ETL - Configuration
One of the most important OrientDB-ETL module features is the simplicity to configure complex ETL processes, just by working with a single JSON file.
The Configuration file is divided into the following sections:
- config, to manage all the settings and context's variables used by any component of the process
- source, to manage the source to process
- begin, as a list of Blocks to execute in order. This section is executed, when the process begins
- extractor, contains the Extractor configuration
- transformers, contains the list of Transformers to execute in the pipeline
- loader, contains the Loader configuration
- end, as a list of Blocks to execute in order. This section is executed, when the process is finished
Syntax
{
"config": {
<name>: <value>
},
"begin": [
{ <block-name>: { <configuration> } }
],
"source" : {
{ <source-name>: { <configuration> } }
},
"extractor" : {
{ <extractor-name>: { <configuration> } }
},
"transformers" : [
{ <transformer-name>: { <configuration> } }
],
"loader" : { <loader-name>: { <configuration> } },
"end": [
{ <block-name>: { <configuration> } }
]
}
Example:
{
"config": {
"log": "debug",
"fileDirectory": "/temp/databases/dbpedia_csv/",
"fileName": "Person.csv.gz"
══════════════════════════════
■ **Required work**
a – In the ETL configuration page, what does the text give as the reason that configuring complex ETL processes with the OrientDB-ETL module is simple? Answer in one to three sentences.
b – Answer these questions from the ETL configuration page:
(i) Which section of the configuration file contains the list of Transformers to execute in the pipeline?
(ii) When is the "end" section executed?
(iii) In the example, what value is given for "log"?
c – Pick up the ETL configuration page from its last line and continue it.
══════════════════════════════
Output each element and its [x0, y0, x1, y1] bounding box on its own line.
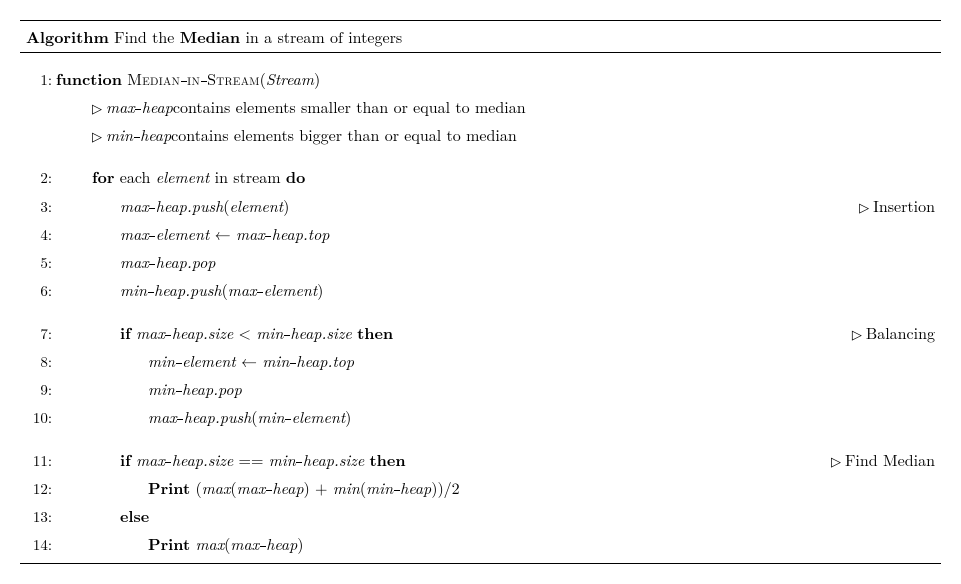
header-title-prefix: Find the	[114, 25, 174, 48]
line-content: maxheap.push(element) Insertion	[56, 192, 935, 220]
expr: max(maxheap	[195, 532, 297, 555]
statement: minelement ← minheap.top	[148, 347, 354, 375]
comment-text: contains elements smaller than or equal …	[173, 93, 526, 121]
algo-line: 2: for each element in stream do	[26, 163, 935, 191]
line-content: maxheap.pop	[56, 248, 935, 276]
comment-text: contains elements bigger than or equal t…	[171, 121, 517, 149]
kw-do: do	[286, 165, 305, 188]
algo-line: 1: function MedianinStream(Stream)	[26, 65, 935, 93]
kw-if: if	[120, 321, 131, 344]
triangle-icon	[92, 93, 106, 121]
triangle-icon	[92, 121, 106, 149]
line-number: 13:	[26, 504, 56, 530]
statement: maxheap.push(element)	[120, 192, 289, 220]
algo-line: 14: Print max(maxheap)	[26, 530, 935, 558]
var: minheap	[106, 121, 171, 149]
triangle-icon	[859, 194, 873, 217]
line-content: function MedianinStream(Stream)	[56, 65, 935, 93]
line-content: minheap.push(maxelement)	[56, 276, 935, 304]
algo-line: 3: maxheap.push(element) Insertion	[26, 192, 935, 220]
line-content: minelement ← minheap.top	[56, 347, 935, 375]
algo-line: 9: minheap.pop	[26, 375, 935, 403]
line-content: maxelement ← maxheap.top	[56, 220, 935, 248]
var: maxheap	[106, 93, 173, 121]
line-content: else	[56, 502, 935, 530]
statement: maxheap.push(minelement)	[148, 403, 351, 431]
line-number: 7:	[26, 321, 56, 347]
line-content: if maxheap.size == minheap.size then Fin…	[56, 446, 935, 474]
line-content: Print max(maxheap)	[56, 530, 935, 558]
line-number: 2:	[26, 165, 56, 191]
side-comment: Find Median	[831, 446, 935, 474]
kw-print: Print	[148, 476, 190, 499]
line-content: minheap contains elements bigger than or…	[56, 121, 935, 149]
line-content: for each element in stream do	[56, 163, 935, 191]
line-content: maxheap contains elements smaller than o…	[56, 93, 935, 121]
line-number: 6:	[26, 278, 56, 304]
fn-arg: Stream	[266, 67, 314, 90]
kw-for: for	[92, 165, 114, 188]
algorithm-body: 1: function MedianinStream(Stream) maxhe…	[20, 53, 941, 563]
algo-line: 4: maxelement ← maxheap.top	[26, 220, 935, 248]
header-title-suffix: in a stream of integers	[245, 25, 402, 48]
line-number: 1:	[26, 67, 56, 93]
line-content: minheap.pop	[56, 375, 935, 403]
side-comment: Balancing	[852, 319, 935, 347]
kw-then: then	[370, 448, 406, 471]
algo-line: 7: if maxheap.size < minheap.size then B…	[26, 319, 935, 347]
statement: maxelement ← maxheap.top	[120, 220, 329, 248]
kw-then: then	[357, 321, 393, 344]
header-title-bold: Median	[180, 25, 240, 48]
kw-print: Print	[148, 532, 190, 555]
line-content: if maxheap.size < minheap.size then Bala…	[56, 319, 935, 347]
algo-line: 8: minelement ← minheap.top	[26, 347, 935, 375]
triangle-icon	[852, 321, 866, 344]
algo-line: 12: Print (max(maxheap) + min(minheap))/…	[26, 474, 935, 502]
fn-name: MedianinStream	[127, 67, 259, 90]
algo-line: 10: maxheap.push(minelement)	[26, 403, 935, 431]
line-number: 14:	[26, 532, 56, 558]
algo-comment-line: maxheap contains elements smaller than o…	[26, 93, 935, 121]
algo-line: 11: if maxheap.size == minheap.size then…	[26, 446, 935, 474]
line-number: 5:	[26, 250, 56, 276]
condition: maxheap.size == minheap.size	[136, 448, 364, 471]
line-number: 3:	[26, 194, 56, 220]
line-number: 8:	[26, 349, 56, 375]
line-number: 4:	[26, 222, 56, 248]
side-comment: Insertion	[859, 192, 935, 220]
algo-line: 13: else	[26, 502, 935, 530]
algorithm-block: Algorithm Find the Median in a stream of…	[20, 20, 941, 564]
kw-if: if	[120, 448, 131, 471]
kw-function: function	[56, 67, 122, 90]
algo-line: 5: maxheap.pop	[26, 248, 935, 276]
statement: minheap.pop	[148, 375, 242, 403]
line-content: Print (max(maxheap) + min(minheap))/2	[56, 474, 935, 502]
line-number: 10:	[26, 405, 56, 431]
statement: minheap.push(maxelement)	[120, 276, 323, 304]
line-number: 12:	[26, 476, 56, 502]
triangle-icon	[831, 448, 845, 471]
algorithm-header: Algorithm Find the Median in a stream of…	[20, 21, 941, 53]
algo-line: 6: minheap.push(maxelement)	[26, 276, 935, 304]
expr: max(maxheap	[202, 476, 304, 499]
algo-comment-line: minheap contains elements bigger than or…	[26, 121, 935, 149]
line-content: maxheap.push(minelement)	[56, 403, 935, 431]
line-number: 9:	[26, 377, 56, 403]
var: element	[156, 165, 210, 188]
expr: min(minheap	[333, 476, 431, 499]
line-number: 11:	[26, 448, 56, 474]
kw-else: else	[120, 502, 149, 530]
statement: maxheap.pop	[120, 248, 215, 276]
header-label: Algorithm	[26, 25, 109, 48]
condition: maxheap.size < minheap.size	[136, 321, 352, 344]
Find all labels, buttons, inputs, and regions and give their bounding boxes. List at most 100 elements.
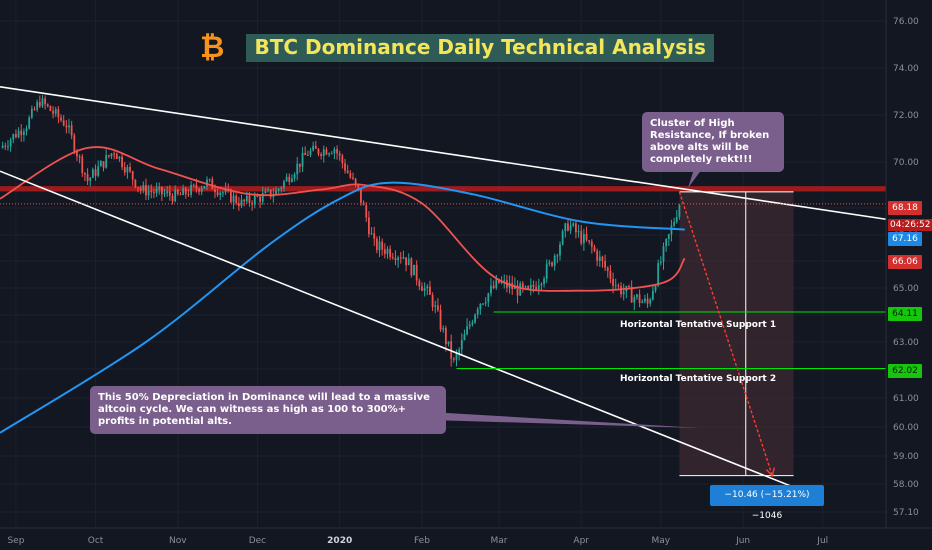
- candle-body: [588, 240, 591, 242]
══════════════════════════════
■ **Results**
a – Configuring complex ETL processes is simple because it only requires working with a single JSON file.

b –
(i) The "transformers" section.
(ii) When the process is finished.
(iii) "debug"

c –
},
"begin": [
{ "let": { "name": "$filePath", "value": "$fileDirectory.append( $fileName )"} },
{ "let": { "name": "$className", "value": "$fileName.substring( 0, $fileName.indexOf(".") )"} }
],
"source" : {
"file": { "path": "$filePath", "lock" : true }
},
"extractor" : {
"row": {}
},
"transformers" : [
{ "csv": { "separator": ",", "nullValue": "NULL", "skipFrom": 1, "skipTo": 3 } },
{ "merge": { "joinFieldName":"URI", "lookup":"V.URI" } },
{ "vertex": { "class": "$className"} }
],
"loader" : {
"orientdb": {
"dbURL": "plocal:/temp/databases/dbpedia",
"dbUser": "admin",
"dbPassword": "admin",
"dbAutoCreate": true,
"tx": false,
"batchCommit": 1000,
"dbType": "graph",
"indexes": [{"class":"V", "fields":["URI:string"], "type":"UNIQUE" }]
}
}
}
Generic rules
- context variables can be used by prefixing them with $
$input
is the context variable assigned, before each transformation- to execute an expression using OrientDB SQL, use
={<expression>}
, example:={eval('3 * 5')}
Conditional execution
All executable blocks, like Transformers and Blocks, can be executed only if a condition is true by using the if conditional expression using the OrientDB SQL syntax. Example:
{ "let": {
"name": "path",
"value": "C:/Temp",
"if": "${os.name} = 'Windows'"
}
},
{ "let": {
"name": "path",
"value": "/tmp",
"if": "${os.name}.indexOf('nux')"
}
}
Log setting
Most of the blocks, like Transformers and Blocks, supports the log
setting. Log can be one of the following values (case insensitive): [NONE, ERROR, INFO, DEBUG]
. The default is INFO
.
Set the log level to DEBUG
to display more information on execution. Remember that logging slows down execution, so use it only for development and debugging purposed. Example:
{ "http": {
"url": "http://ip.jsontest.com/",
"method": "GET",
"headers": {
"User-Agent": "Mozilla/5.0 (Macintosh; Intel Mac OS X 10_9_4) AppleWebKit/537.36 (KHTML, like Gecko) Chrome/36.0.1985.125 Safari/537.36"
},
"log": "DEBUG"
}
}
Configuration variables
All of the variables declared in a "config" block are bound in the execution context and can be used by ETL processing.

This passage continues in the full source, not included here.